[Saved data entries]
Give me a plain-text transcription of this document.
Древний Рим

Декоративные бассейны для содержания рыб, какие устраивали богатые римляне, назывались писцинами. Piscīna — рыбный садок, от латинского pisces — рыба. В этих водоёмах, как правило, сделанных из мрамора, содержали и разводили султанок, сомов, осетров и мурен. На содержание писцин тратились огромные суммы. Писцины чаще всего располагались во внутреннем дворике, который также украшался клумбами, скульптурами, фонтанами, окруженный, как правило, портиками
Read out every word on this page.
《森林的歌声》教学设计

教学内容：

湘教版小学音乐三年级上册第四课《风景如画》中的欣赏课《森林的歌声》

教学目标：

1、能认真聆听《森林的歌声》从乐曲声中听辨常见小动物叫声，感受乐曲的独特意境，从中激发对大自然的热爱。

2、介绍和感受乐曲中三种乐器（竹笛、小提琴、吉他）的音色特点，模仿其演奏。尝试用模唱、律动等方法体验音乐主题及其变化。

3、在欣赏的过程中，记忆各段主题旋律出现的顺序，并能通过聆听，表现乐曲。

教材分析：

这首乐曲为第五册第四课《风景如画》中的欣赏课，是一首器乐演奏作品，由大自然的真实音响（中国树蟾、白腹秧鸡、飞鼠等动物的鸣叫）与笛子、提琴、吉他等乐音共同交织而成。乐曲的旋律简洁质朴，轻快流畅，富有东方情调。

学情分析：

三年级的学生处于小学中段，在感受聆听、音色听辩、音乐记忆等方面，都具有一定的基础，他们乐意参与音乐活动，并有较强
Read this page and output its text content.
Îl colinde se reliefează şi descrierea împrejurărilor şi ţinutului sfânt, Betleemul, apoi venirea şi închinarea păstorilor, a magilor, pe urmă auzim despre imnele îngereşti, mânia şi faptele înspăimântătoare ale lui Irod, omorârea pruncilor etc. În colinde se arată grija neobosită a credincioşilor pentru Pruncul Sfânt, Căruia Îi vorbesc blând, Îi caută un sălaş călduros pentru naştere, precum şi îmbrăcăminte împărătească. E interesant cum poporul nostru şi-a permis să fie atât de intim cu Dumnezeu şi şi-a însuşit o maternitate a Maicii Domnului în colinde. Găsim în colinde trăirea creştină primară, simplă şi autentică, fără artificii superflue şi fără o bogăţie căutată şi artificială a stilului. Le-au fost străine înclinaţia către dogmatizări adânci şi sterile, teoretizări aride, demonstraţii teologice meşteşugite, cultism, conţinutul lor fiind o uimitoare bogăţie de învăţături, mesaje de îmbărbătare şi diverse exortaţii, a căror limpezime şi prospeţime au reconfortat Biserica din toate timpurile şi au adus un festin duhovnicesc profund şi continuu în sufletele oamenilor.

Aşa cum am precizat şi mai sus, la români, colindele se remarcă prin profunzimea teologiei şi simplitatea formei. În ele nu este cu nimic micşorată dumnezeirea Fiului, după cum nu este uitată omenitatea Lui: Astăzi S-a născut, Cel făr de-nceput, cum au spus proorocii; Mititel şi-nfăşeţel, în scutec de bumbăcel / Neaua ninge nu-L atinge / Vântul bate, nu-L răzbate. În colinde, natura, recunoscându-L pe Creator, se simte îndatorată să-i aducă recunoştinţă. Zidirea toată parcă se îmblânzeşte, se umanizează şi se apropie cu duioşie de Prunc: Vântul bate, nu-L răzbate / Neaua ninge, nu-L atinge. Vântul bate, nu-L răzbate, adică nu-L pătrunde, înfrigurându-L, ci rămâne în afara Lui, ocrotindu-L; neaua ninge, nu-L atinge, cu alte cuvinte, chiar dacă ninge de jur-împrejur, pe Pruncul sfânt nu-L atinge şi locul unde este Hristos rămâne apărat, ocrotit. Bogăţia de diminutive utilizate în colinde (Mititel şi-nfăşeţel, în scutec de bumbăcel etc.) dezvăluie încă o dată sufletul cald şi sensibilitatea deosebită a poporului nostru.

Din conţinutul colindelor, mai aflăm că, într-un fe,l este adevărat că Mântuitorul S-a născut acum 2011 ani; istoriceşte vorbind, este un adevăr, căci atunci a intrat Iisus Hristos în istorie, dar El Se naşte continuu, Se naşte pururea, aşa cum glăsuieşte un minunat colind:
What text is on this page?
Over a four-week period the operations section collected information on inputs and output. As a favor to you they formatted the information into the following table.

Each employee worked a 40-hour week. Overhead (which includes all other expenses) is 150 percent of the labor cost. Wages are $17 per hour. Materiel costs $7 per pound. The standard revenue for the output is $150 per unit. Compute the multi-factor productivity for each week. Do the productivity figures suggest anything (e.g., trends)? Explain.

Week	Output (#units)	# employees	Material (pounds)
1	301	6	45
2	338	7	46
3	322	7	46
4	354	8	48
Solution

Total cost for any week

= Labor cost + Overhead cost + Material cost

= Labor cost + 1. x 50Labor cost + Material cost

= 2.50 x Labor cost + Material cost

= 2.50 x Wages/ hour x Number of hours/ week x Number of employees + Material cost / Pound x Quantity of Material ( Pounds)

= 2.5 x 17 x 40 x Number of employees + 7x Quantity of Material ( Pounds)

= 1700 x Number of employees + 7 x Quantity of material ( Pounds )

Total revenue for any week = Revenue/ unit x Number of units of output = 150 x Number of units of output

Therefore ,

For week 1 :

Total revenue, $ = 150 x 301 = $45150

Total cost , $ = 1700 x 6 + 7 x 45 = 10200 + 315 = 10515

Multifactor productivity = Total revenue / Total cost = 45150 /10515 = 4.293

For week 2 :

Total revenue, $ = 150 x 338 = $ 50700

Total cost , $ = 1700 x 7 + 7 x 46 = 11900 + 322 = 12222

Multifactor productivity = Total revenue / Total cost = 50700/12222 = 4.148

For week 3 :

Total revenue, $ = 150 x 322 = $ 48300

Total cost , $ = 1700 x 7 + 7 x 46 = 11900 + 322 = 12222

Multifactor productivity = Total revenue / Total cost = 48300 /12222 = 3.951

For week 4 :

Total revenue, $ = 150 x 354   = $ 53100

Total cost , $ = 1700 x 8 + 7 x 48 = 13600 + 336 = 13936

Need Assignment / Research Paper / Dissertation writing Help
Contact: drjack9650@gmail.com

## Short task
Wherever the string "中的欣赏课" appears in the entries above, list that line.

## Output of the task
湘教版小学音乐三年级上册第四课《风景如画》中的欣赏课《森林的歌声》
这首乐曲为第五册第四课《风景如画》中的欣赏课，是一首器乐演奏作品，由大自然的真实音响（中国树蟾、白腹秧鸡、飞鼠等动物的鸣叫）与笛子、提琴、吉他等乐音共同交织而成。乐曲的旋律简洁质朴，轻快流畅，富有东方情调。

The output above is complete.